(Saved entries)
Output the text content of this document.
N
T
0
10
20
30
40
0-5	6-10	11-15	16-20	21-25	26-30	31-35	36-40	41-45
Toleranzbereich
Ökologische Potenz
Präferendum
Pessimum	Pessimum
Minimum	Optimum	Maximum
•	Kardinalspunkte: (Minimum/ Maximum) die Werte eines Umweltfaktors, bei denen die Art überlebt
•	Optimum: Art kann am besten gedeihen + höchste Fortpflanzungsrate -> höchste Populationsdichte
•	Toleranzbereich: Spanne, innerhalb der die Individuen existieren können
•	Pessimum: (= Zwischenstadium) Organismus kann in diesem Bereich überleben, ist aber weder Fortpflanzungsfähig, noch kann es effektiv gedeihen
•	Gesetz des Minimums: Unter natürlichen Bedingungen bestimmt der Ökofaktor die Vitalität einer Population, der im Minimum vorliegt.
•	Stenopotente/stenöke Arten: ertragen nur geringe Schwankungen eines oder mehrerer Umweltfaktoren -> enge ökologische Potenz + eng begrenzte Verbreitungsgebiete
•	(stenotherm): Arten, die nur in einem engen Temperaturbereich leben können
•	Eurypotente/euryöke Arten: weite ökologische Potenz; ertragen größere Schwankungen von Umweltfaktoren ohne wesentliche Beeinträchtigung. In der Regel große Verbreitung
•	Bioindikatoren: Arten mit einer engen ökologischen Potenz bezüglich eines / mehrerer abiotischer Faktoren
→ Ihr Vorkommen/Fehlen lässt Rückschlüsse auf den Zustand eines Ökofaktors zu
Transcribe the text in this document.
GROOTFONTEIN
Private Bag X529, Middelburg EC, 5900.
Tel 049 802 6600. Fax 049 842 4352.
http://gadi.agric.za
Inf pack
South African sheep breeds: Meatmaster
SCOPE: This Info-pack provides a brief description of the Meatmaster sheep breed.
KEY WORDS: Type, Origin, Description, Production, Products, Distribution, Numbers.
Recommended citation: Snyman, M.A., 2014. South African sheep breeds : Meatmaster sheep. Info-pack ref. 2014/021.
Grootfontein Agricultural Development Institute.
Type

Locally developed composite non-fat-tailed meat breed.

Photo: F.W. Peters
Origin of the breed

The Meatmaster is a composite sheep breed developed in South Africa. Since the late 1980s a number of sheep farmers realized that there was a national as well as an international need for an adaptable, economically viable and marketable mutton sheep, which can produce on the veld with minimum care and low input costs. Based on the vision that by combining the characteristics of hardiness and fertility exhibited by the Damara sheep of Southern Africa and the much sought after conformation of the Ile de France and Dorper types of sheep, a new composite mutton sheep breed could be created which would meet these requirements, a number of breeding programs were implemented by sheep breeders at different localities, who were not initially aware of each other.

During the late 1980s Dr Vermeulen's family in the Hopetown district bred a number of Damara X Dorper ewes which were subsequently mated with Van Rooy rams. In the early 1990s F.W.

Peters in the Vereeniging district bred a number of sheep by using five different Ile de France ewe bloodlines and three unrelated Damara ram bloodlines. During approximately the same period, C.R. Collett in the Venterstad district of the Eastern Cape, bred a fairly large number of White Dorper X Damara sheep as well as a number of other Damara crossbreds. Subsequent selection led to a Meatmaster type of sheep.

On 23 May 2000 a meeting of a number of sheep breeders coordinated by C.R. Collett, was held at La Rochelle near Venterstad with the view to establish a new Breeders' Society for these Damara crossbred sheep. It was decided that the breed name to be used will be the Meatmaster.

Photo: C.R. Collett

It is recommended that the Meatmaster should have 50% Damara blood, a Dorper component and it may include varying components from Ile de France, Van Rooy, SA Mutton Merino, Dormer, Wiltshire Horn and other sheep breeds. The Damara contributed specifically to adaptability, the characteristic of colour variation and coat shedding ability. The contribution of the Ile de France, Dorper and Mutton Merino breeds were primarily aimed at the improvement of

**Objective**
Write the entire listing out again, word for word.

**Exercise answer**
Output the text content of this document.
N
T
0
10
20
30
40
0-5	6-10	11-15	16-20	21-25	26-30	31-35	36-40	41-45
Toleranzbereich
Ökologische Potenz
Präferendum
Pessimum	Pessimum
Minimum	Optimum	Maximum
•	Kardinalspunkte: (Minimum/ Maximum) die Werte eines Umweltfaktors, bei denen die Art überlebt
•	Optimum: Art kann am besten gedeihen + höchste Fortpflanzungsrate -> höchste Populationsdichte
•	Toleranzbereich: Spanne, innerhalb der die Individuen existieren können
•	Pessimum: (= Zwischenstadium) Organismus kann in diesem Bereich überleben, ist aber weder Fortpflanzungsfähig, noch kann es effektiv gedeihen
•	Gesetz des Minimums: Unter natürlichen Bedingungen bestimmt der Ökofaktor die Vitalität einer Population, der im Minimum vorliegt.
•	Stenopotente/stenöke Arten: ertragen nur geringe Schwankungen eines oder mehrerer Umweltfaktoren -> enge ökologische Potenz + eng begrenzte Verbreitungsgebiete
•	(stenotherm): Arten, die nur in einem engen Temperaturbereich leben können
•	Eurypotente/euryöke Arten: weite ökologische Potenz; ertragen größere Schwankungen von Umweltfaktoren ohne wesentliche Beeinträchtigung. In der Regel große Verbreitung
•	Bioindikatoren: Arten mit einer engen ökologischen Potenz bezüglich eines / mehrerer abiotischer Faktoren
→ Ihr Vorkommen/Fehlen lässt Rückschlüsse auf den Zustand eines Ökofaktors zu
Transcribe the text in this document.
GROOTFONTEIN
Private Bag X529, Middelburg EC, 5900.
Tel 049 802 6600. Fax 049 842 4352.
http://gadi.agric.za
Inf pack
South African sheep breeds: Meatmaster
SCOPE: This Info-pack provides a brief description of the Meatmaster sheep breed.
KEY WORDS: Type, Origin, Description, Production, Products, Distribution, Numbers.
Recommended citation: Snyman, M.A., 2014. South African sheep breeds : Meatmaster sheep. Info-pack ref. 2014/021.
Grootfontein Agricultural Development Institute.
Type

Locally developed composite non-fat-tailed meat breed.

Photo: F.W. Peters
Origin of the breed

The Meatmaster is a composite sheep breed developed in South Africa. Since the late 1980s a number of sheep farmers realized that there was a national as well as an international need for an adaptable, economically viable and marketable mutton sheep, which can produce on the veld with minimum care and low input costs. Based on the vision that by combining the characteristics of hardiness and fertility exhibited by the Damara sheep of Southern Africa and the much sought after conformation of the Ile de France and Dorper types of sheep, a new composite mutton sheep breed could be created which would meet these requirements, a number of breeding programs were implemented by sheep breeders at different localities, who were not initially aware of each other.

During the late 1980s Dr Vermeulen's family in the Hopetown district bred a number of Damara X Dorper ewes which were subsequently mated with Van Rooy rams. In the early 1990s F.W.

Peters in the Vereeniging district bred a number of sheep by using five different Ile de France ewe bloodlines and three unrelated Damara ram bloodlines. During approximately the same period, C.R. Collett in the Venterstad district of the Eastern Cape, bred a fairly large number of White Dorper X Damara sheep as well as a number of other Damara crossbreds. Subsequent selection led to a Meatmaster type of sheep.

On 23 May 2000 a meeting of a number of sheep breeders coordinated by C.R. Collett, was held at La Rochelle near Venterstad with the view to establish a new Breeders' Society for these Damara crossbred sheep. It was decided that the breed name to be used will be the Meatmaster.

Photo: C.R. Collett

It is recommended that the Meatmaster should have 50% Damara blood, a Dorper component and it may include varying components from Ile de France, Van Rooy, SA Mutton Merino, Dormer, Wiltshire Horn and other sheep breeds. The Damara contributed specifically to adaptability, the characteristic of colour variation and coat shedding ability. The contribution of the Ile de France, Dorper and Mutton Merino breeds were primarily aimed at the improvement of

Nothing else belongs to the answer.